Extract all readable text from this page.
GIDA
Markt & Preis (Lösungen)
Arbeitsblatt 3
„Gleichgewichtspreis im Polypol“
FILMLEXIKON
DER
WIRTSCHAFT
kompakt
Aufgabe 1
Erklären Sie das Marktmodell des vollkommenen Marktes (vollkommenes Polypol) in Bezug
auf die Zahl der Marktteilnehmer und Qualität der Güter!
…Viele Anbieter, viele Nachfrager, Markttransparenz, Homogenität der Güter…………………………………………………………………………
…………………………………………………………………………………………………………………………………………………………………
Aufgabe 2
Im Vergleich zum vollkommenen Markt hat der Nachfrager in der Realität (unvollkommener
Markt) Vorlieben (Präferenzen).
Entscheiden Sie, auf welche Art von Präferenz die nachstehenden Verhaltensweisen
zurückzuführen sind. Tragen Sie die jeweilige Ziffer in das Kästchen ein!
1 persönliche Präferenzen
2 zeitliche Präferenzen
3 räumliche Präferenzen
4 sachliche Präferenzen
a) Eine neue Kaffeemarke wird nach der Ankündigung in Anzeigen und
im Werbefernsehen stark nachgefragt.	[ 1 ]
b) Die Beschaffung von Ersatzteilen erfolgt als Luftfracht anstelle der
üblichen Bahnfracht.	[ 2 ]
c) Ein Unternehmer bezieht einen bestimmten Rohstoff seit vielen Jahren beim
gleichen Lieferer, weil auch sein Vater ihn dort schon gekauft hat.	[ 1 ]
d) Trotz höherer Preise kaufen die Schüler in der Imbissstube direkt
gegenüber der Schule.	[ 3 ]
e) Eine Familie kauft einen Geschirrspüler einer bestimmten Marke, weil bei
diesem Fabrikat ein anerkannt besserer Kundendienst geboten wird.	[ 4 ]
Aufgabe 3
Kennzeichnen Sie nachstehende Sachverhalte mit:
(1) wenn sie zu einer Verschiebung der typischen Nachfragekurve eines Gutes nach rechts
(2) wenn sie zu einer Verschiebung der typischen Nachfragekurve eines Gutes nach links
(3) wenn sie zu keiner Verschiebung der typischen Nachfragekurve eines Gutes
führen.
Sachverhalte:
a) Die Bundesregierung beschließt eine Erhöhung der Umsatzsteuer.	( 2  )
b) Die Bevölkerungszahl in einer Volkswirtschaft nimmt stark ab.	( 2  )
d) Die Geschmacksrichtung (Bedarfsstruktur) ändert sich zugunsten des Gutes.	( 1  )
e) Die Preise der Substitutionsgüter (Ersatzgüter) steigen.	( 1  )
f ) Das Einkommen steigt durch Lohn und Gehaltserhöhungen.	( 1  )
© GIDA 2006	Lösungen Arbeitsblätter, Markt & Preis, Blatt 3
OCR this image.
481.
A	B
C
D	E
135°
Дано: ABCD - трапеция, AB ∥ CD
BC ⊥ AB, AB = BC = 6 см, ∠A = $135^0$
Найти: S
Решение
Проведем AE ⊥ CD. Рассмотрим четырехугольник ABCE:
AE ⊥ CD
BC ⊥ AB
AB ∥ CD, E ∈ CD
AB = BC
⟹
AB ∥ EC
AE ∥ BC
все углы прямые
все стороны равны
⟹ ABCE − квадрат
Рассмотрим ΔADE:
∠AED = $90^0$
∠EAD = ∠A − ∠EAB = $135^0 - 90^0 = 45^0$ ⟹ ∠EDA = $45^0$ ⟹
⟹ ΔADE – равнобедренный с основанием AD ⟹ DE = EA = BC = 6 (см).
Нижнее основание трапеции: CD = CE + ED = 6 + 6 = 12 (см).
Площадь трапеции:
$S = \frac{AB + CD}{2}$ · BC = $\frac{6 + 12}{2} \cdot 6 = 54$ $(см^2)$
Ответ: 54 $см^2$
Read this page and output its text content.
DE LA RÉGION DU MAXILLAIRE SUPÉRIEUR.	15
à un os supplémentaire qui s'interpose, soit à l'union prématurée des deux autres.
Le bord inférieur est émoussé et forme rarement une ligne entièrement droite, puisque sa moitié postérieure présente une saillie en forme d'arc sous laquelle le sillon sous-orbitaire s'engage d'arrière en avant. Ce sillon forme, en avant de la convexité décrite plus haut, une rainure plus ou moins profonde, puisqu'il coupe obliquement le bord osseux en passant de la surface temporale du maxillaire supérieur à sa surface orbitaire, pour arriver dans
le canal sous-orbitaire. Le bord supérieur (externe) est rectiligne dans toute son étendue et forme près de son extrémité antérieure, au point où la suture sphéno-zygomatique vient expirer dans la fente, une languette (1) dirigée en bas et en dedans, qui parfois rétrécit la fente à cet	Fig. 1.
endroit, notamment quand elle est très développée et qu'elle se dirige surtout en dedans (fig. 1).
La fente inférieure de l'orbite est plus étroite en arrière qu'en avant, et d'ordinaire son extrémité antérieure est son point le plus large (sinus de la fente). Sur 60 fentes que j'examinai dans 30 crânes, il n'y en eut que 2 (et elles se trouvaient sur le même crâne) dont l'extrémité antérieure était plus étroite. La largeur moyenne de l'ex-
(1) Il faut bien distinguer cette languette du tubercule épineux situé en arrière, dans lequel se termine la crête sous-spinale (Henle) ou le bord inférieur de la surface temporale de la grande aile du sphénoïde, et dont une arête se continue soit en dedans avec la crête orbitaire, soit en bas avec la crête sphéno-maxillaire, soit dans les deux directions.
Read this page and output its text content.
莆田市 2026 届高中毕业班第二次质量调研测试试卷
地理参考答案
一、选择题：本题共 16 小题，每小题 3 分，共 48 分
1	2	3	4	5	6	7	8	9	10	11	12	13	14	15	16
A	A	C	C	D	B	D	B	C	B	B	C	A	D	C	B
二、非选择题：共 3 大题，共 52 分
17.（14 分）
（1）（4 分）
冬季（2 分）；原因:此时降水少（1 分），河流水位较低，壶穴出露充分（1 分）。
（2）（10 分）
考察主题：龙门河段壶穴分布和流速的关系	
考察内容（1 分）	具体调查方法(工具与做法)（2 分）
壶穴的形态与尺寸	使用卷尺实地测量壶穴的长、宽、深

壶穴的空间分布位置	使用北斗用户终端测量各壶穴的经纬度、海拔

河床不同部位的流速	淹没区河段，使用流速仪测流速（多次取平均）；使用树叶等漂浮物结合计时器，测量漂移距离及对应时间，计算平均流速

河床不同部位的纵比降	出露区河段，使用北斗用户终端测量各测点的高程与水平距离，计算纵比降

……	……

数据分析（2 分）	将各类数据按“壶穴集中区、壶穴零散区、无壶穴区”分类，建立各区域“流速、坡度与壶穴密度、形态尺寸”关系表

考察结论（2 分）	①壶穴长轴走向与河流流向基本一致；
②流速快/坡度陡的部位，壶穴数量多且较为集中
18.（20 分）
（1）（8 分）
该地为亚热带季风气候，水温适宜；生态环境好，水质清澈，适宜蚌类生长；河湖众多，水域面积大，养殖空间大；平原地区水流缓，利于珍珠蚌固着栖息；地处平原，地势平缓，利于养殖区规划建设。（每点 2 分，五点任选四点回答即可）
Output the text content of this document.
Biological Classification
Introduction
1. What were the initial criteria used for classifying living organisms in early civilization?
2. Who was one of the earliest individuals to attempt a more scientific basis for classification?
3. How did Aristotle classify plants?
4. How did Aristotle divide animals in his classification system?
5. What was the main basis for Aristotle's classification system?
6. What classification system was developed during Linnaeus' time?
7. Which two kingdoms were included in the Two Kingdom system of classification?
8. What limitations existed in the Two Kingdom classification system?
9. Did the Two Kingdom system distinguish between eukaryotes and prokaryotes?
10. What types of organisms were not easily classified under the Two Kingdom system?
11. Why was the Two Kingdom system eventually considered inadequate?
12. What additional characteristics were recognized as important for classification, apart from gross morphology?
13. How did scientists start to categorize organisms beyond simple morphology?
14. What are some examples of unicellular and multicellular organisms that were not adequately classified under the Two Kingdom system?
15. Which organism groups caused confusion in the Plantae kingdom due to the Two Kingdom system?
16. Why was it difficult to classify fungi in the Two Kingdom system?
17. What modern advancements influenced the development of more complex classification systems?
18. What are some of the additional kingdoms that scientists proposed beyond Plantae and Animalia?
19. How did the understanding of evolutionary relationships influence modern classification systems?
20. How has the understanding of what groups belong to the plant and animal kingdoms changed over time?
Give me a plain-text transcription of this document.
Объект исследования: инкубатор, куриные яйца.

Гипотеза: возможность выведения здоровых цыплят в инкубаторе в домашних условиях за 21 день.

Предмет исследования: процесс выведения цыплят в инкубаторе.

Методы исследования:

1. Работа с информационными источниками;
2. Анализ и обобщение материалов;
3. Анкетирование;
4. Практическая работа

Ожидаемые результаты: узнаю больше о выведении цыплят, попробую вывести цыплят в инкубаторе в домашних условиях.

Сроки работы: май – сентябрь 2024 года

**Goal**. Report how many lines of the data contain the word "трапеции", using the number alone.

**Final result**. 2